Extract the entries in their exact form.

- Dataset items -
§

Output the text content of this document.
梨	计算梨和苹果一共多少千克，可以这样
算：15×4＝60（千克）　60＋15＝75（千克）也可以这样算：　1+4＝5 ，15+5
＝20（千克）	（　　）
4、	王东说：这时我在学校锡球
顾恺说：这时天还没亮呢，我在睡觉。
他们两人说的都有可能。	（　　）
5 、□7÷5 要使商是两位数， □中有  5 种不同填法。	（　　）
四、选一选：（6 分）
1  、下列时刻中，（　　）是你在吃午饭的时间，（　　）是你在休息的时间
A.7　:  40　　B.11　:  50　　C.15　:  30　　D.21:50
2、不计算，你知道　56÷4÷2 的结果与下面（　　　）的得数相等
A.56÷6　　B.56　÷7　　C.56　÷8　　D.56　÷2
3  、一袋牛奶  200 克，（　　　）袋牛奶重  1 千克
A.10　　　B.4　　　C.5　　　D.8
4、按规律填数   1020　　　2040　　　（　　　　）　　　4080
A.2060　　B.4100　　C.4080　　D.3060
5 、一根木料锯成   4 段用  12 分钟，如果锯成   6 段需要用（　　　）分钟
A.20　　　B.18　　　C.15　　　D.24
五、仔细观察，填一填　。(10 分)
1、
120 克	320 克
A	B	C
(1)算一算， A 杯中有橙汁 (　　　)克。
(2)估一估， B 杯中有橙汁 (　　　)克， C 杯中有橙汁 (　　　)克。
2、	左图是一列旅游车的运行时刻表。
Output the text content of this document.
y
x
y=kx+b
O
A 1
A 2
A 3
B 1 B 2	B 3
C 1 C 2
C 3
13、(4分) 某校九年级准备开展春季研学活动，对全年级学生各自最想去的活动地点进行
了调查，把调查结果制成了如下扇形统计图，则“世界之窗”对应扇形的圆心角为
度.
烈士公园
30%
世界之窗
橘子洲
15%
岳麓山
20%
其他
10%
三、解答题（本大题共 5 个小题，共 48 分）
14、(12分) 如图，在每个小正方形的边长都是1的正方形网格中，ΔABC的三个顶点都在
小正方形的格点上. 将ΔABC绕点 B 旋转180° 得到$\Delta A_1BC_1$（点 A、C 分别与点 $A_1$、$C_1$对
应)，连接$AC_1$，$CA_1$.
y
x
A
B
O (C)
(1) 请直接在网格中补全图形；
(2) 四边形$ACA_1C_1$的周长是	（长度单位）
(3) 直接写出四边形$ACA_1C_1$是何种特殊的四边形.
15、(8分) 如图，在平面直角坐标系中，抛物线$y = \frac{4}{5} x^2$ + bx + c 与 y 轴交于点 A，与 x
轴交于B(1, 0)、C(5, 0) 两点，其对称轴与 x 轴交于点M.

§

- CORRECT OUTPUT -
Output the text content of this document.
梨	计算梨和苹果一共多少千克，可以这样
算：15×4＝60（千克）　60＋15＝75（千克）也可以这样算：　1+4＝5 ，15+5
＝20（千克）	（　　）
4、	王东说：这时我在学校锡球
顾恺说：这时天还没亮呢，我在睡觉。
他们两人说的都有可能。	（　　）
5 、□7÷5 要使商是两位数， □中有  5 种不同填法。	（　　）
四、选一选：（6 分）
1  、下列时刻中，（　　）是你在吃午饭的时间，（　　）是你在休息的时间
A.7　:  40　　B.11　:  50　　C.15　:  30　　D.21:50
2、不计算，你知道　56÷4÷2 的结果与下面（　　　）的得数相等
A.56÷6　　B.56　÷7　　C.56　÷8　　D.56　÷2
3  、一袋牛奶  200 克，（　　　）袋牛奶重  1 千克
A.10　　　B.4　　　C.5　　　D.8
4、按规律填数   1020　　　2040　　　（　　　　）　　　4080
A.2060　　B.4100　　C.4080　　D.3060
5 、一根木料锯成   4 段用  12 分钟，如果锯成   6 段需要用（　　　）分钟
A.20　　　B.18　　　C.15　　　D.24
五、仔细观察，填一填　。(10 分)
1、
120 克	320 克
A	B	C
(1)算一算， A 杯中有橙汁 (　　　)克。
(2)估一估， B 杯中有橙汁 (　　　)克， C 杯中有橙汁 (　　　)克。
2、	左图是一列旅游车的运行时刻表。
Output the text content of this document.
y
x
y=kx+b
O
A 1
A 2
A 3
B 1 B 2	B 3
C 1 C 2
C 3
13、(4分) 某校九年级准备开展春季研学活动，对全年级学生各自最想去的活动地点进行
了调查，把调查结果制成了如下扇形统计图，则“世界之窗”对应扇形的圆心角为
度.
烈士公园
30%
世界之窗
橘子洲
15%
岳麓山
20%
其他
10%
三、解答题（本大题共 5 个小题，共 48 分）
14、(12分) 如图，在每个小正方形的边长都是1的正方形网格中，ΔABC的三个顶点都在
小正方形的格点上. 将ΔABC绕点 B 旋转180° 得到$\Delta A_1BC_1$（点 A、C 分别与点 $A_1$、$C_1$对
应)，连接$AC_1$，$CA_1$.
y
x
A
B
O (C)
(1) 请直接在网格中补全图形；
(2) 四边形$ACA_1C_1$的周长是	（长度单位）
(3) 直接写出四边形$ACA_1C_1$是何种特殊的四边形.
15、(8分) 如图，在平面直角坐标系中，抛物线$y = \frac{4}{5} x^2$ + bx + c 与 y 轴交于点 A，与 x
轴交于B(1, 0)、C(5, 0) 两点，其对称轴与 x 轴交于点M.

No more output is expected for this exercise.